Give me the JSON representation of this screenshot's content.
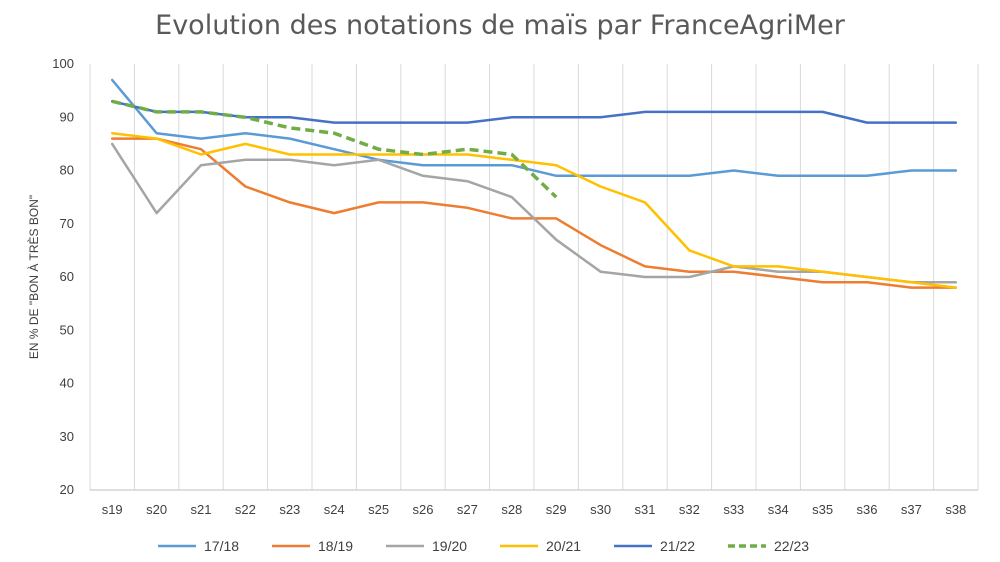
{
  "chart_data": {
    "type": "line",
    "title": "Evolution des notations de maïs par FranceAgriMer",
    "ylabel": "EN % DE \"BON À TRÈS BON\"",
    "xlabel": "",
    "ylim": [
      20,
      100
    ],
    "yticks": [
      20,
      30,
      40,
      50,
      60,
      70,
      80,
      90,
      100
    ],
    "grid": "vertical",
    "legend": "bottom",
    "categories": [
      "s19",
      "s20",
      "s21",
      "s22",
      "s23",
      "s24",
      "s25",
      "s26",
      "s27",
      "s28",
      "s29",
      "s30",
      "s31",
      "s32",
      "s33",
      "s34",
      "s35",
      "s36",
      "s37",
      "s38"
    ],
    "series": [
      {
        "name": "17/18",
        "color": "#5b9bd5",
        "dashed": false,
        "values": [
          97,
          87,
          86,
          87,
          86,
          84,
          82,
          81,
          81,
          81,
          79,
          79,
          79,
          79,
          80,
          79,
          79,
          79,
          80,
          80
        ]
      },
      {
        "name": "18/19",
        "color": "#ed7d31",
        "dashed": false,
        "values": [
          86,
          86,
          84,
          77,
          74,
          72,
          74,
          74,
          73,
          71,
          71,
          66,
          62,
          61,
          61,
          60,
          59,
          59,
          58,
          58
        ]
      },
      {
        "name": "19/20",
        "color": "#a5a5a5",
        "dashed": false,
        "values": [
          85,
          72,
          81,
          82,
          82,
          81,
          82,
          79,
          78,
          75,
          67,
          61,
          60,
          60,
          62,
          61,
          61,
          60,
          59,
          59
        ]
      },
      {
        "name": "20/21",
        "color": "#ffc000",
        "dashed": false,
        "values": [
          87,
          86,
          83,
          85,
          83,
          83,
          83,
          83,
          83,
          82,
          81,
          77,
          74,
          65,
          62,
          62,
          61,
          60,
          59,
          58
        ]
      },
      {
        "name": "21/22",
        "color": "#4472c4",
        "dashed": false,
        "values": [
          93,
          91,
          91,
          90,
          90,
          89,
          89,
          89,
          89,
          90,
          90,
          90,
          91,
          91,
          91,
          91,
          91,
          89,
          89,
          89
        ]
      },
      {
        "name": "22/23",
        "color": "#70ad47",
        "dashed": true,
        "values": [
          93,
          91,
          91,
          90,
          88,
          87,
          84,
          83,
          84,
          83,
          75,
          null,
          null,
          null,
          null,
          null,
          null,
          null,
          null,
          null
        ]
      }
    ]
  }
}
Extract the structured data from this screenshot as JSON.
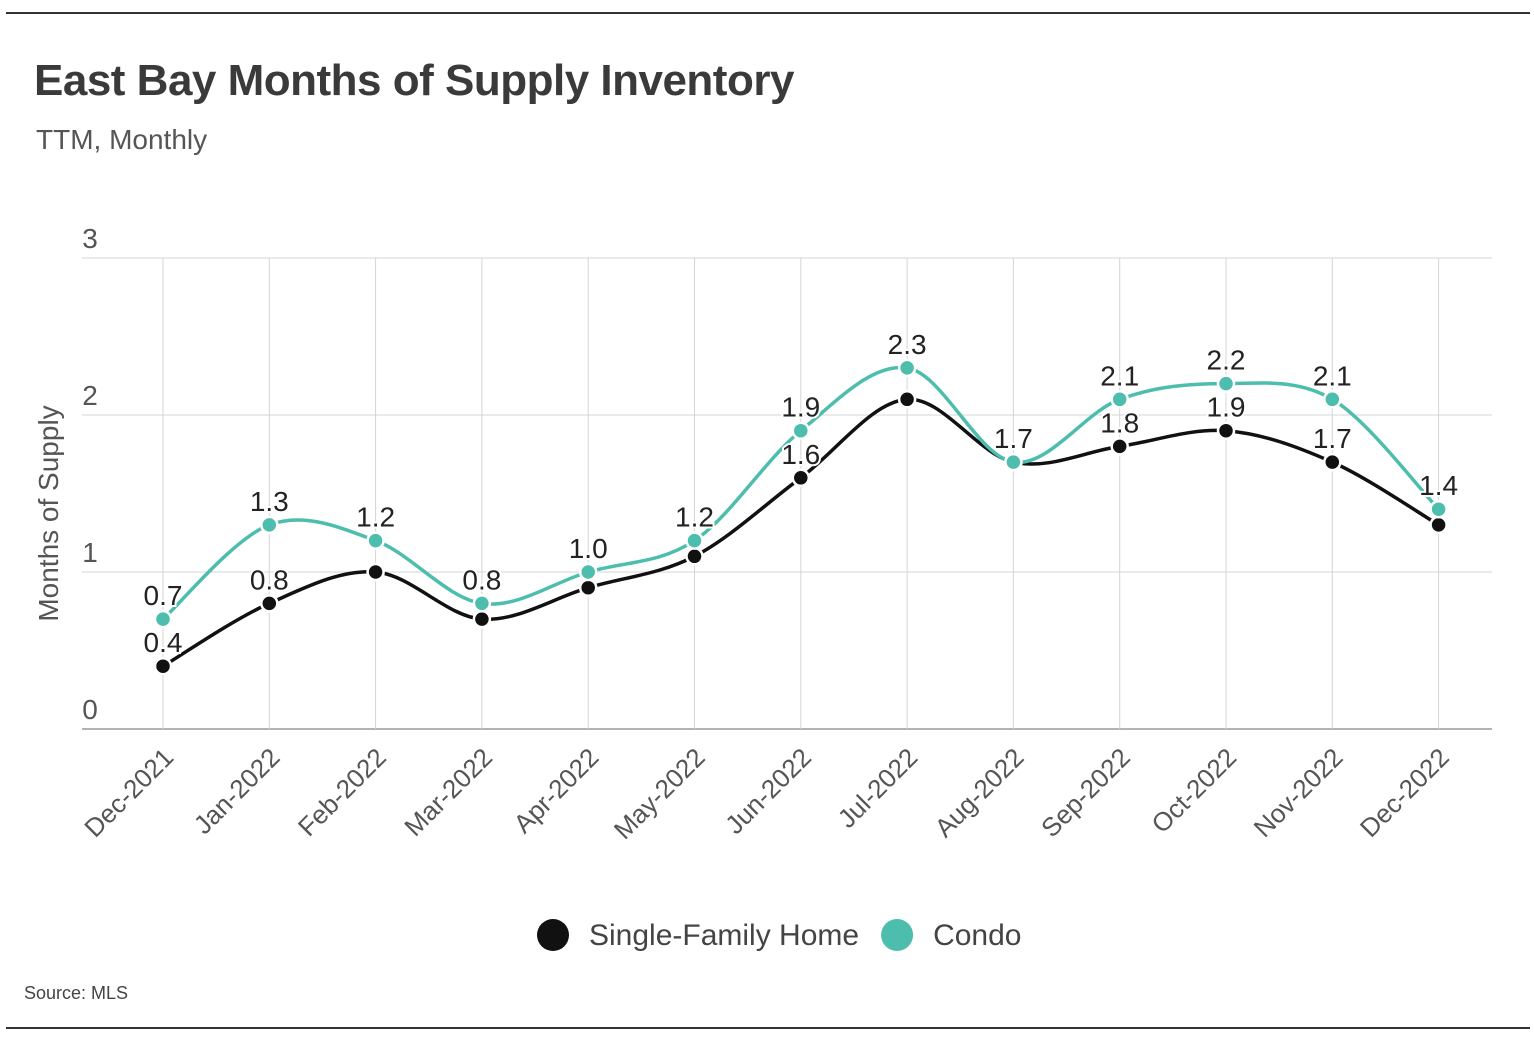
{
  "header": {
    "title": "East Bay Months of Supply Inventory",
    "subtitle": "TTM, Monthly"
  },
  "footer": {
    "source": "Source:  MLS"
  },
  "chart_data": {
    "type": "line",
    "title": "East Bay Months of Supply Inventory",
    "subtitle": "TTM, Monthly",
    "xlabel": "",
    "ylabel": "Months of Supply",
    "ylim": [
      0,
      3
    ],
    "yticks": [
      "0",
      "1",
      "2",
      "3"
    ],
    "grid": true,
    "legend_position": "bottom-center",
    "categories": [
      "Dec-2021",
      "Jan-2022",
      "Feb-2022",
      "Mar-2022",
      "Apr-2022",
      "May-2022",
      "Jun-2022",
      "Jul-2022",
      "Aug-2022",
      "Sep-2022",
      "Oct-2022",
      "Nov-2022",
      "Dec-2022"
    ],
    "series": [
      {
        "name": "Single-Family Home",
        "color": "#111111",
        "values": [
          0.4,
          0.8,
          1.0,
          0.7,
          0.9,
          1.1,
          1.6,
          2.1,
          1.7,
          1.8,
          1.9,
          1.7,
          1.3
        ],
        "labels": [
          "0.4",
          "0.8",
          "",
          "",
          "",
          "",
          "1.6",
          "",
          "",
          "1.8",
          "1.9",
          "1.7",
          ""
        ]
      },
      {
        "name": "Condo",
        "color": "#4dbdad",
        "values": [
          0.7,
          1.3,
          1.2,
          0.8,
          1.0,
          1.2,
          1.9,
          2.3,
          1.7,
          2.1,
          2.2,
          2.1,
          1.4
        ],
        "labels": [
          "0.7",
          "1.3",
          "1.2",
          "0.8",
          "1.0",
          "1.2",
          "1.9",
          "2.3",
          "1.7",
          "2.1",
          "2.2",
          "2.1",
          "1.4"
        ]
      }
    ]
  }
}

_ _ _

→ The exercise: Quote the data above in full, leaving out the pictures it holds.

→ Output of the task:
Give me the JSON representation of this screenshot's content.
{
  "chart_data": {
    "type": "line",
    "title": "Evolution des notations de maïs par FranceAgriMer",
    "ylabel": "EN % DE \"BON À TRÈS BON\"",
    "xlabel": "",
    "ylim": [
      20,
      100
    ],
    "yticks": [
      20,
      30,
      40,
      50,
      60,
      70,
      80,
      90,
      100
    ],
    "grid": "vertical",
    "legend": "bottom",
    "categories": [
      "s19",
      "s20",
      "s21",
      "s22",
      "s23",
      "s24",
      "s25",
      "s26",
      "s27",
      "s28",
      "s29",
      "s30",
      "s31",
      "s32",
      "s33",
      "s34",
      "s35",
      "s36",
      "s37",
      "s38"
    ],
    "series": [
      {
        "name": "17/18",
        "color": "#5b9bd5",
        "dashed": false,
        "values": [
          97,
          87,
          86,
          87,
          86,
          84,
          82,
          81,
          81,
          81,
          79,
          79,
          79,
          79,
          80,
          79,
          79,
          79,
          80,
          80
        ]
      },
      {
        "name": "18/19",
        "color": "#ed7d31",
        "dashed": false,
        "values": [
          86,
          86,
          84,
          77,
          74,
          72,
          74,
          74,
          73,
          71,
          71,
          66,
          62,
          61,
          61,
          60,
          59,
          59,
          58,
          58
        ]
      },
      {
        "name": "19/20",
        "color": "#a5a5a5",
        "dashed": false,
        "values": [
          85,
          72,
          81,
          82,
          82,
          81,
          82,
          79,
          78,
          75,
          67,
          61,
          60,
          60,
          62,
          61,
          61,
          60,
          59,
          59
        ]
      },
      {
        "name": "20/21",
        "color": "#ffc000",
        "dashed": false,
        "values": [
          87,
          86,
          83,
          85,
          83,
          83,
          83,
          83,
          83,
          82,
          81,
          77,
          74,
          65,
          62,
          62,
          61,
          60,
          59,
          58
        ]
      },
      {
        "name": "21/22",
        "color": "#4472c4",
        "dashed": false,
        "values": [
          93,
          91,
          91,
          90,
          90,
          89,
          89,
          89,
          89,
          90,
          90,
          90,
          91,
          91,
          91,
          91,
          91,
          89,
          89,
          89
        ]
      },
      {
        "name": "22/23",
        "color": "#70ad47",
        "dashed": true,
        "values": [
          93,
          91,
          91,
          90,
          88,
          87,
          84,
          83,
          84,
          83,
          75,
          null,
          null,
          null,
          null,
          null,
          null,
          null,
          null,
          null
        ]
      }
    ]
  }
}
Extract the structured data from this screenshot as JSON.
{
  "header": {
    "title": "East Bay Months of Supply Inventory",
    "subtitle": "TTM, Monthly"
  },
  "footer": {
    "source": "Source:  MLS"
  },
  "chart_data": {
    "type": "line",
    "title": "East Bay Months of Supply Inventory",
    "subtitle": "TTM, Monthly",
    "xlabel": "",
    "ylabel": "Months of Supply",
    "ylim": [
      0,
      3
    ],
    "yticks": [
      "0",
      "1",
      "2",
      "3"
    ],
    "grid": true,
    "legend_position": "bottom-center",
    "categories": [
      "Dec-2021",
      "Jan-2022",
      "Feb-2022",
      "Mar-2022",
      "Apr-2022",
      "May-2022",
      "Jun-2022",
      "Jul-2022",
      "Aug-2022",
      "Sep-2022",
      "Oct-2022",
      "Nov-2022",
      "Dec-2022"
    ],
    "series": [
      {
        "name": "Single-Family Home",
        "color": "#111111",
        "values": [
          0.4,
          0.8,
          1.0,
          0.7,
          0.9,
          1.1,
          1.6,
          2.1,
          1.7,
          1.8,
          1.9,
          1.7,
          1.3
        ],
        "labels": [
          "0.4",
          "0.8",
          "",
          "",
          "",
          "",
          "1.6",
          "",
          "",
          "1.8",
          "1.9",
          "1.7",
          ""
        ]
      },
      {
        "name": "Condo",
        "color": "#4dbdad",
        "values": [
          0.7,
          1.3,
          1.2,
          0.8,
          1.0,
          1.2,
          1.9,
          2.3,
          1.7,
          2.1,
          2.2,
          2.1,
          1.4
        ],
        "labels": [
          "0.7",
          "1.3",
          "1.2",
          "0.8",
          "1.0",
          "1.2",
          "1.9",
          "2.3",
          "1.7",
          "2.1",
          "2.2",
          "2.1",
          "1.4"
        ]
      }
    ]
  }
}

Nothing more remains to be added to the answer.